■ Information provided:
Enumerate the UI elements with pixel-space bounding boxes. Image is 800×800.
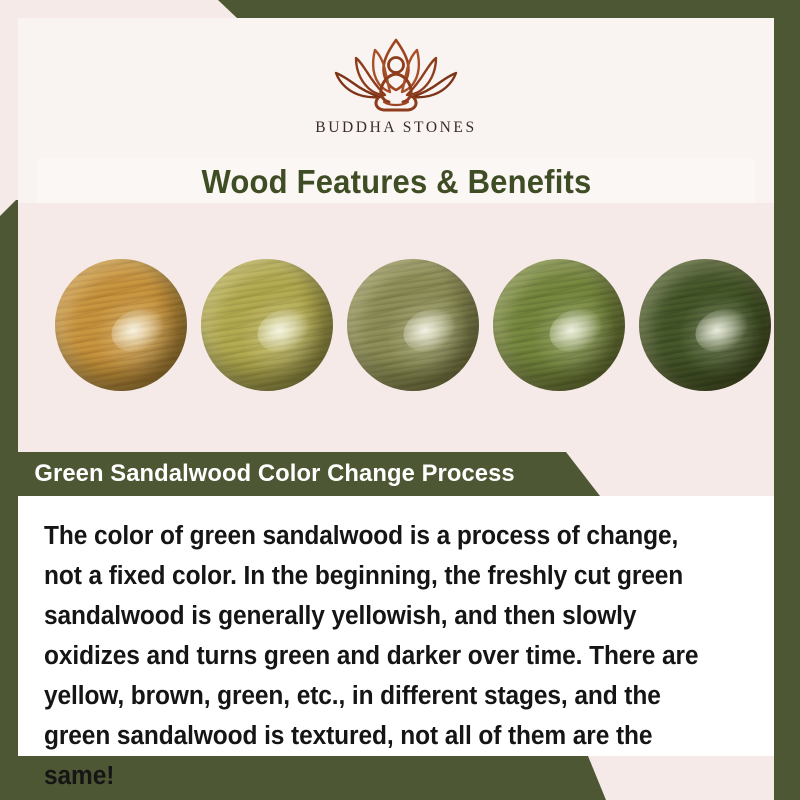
bead-shading	[201, 259, 333, 391]
bead-shading	[55, 259, 187, 391]
bead-stage-3	[347, 259, 479, 391]
bead-stage-1	[55, 259, 187, 391]
frame-top-bar	[0, 0, 800, 18]
body-paragraph: The color of green sandalwood is a proce…	[44, 516, 718, 796]
section-title: Green Sandalwood Color Change Process	[34, 460, 514, 488]
body-panel: The color of green sandalwood is a proce…	[18, 496, 774, 756]
brand-name: BUDDHA STONES	[315, 119, 476, 137]
bead-stage-5	[639, 259, 771, 391]
bead-stage-4	[493, 259, 625, 391]
brand-logo: BUDDHA STONES	[18, 32, 774, 137]
headline-band: Wood Features & Benefits	[38, 158, 754, 206]
poster-canvas: BUDDHA STONES Wood Features & Benefits G…	[0, 0, 800, 800]
bead-stage-2	[201, 259, 333, 391]
frame-left-bar	[0, 200, 18, 800]
bead-shading	[639, 259, 771, 391]
page-title: Wood Features & Benefits	[201, 163, 591, 201]
bead-shading	[493, 259, 625, 391]
lotus-meditation-figure-icon	[312, 32, 480, 116]
header-panel: BUDDHA STONES Wood Features & Benefits	[18, 18, 774, 203]
bead-gallery	[18, 203, 774, 452]
section-banner: Green Sandalwood Color Change Process	[0, 452, 600, 496]
frame-right-bar	[774, 0, 800, 800]
bead-shading	[347, 259, 479, 391]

■ Goal: Locate every line in the listing above that contains the string "STONES" and copy each of those lines.

■ Result of this task:
brand-name: BUDDHA STONES	[315, 119, 476, 137]
brand-logo: BUDDHA STONES	[18, 32, 774, 137]
poster-canvas: BUDDHA STONES Wood Features & Benefits G…	[0, 0, 800, 800]
header-panel: BUDDHA STONES Wood Features & Benefits	[18, 18, 774, 203]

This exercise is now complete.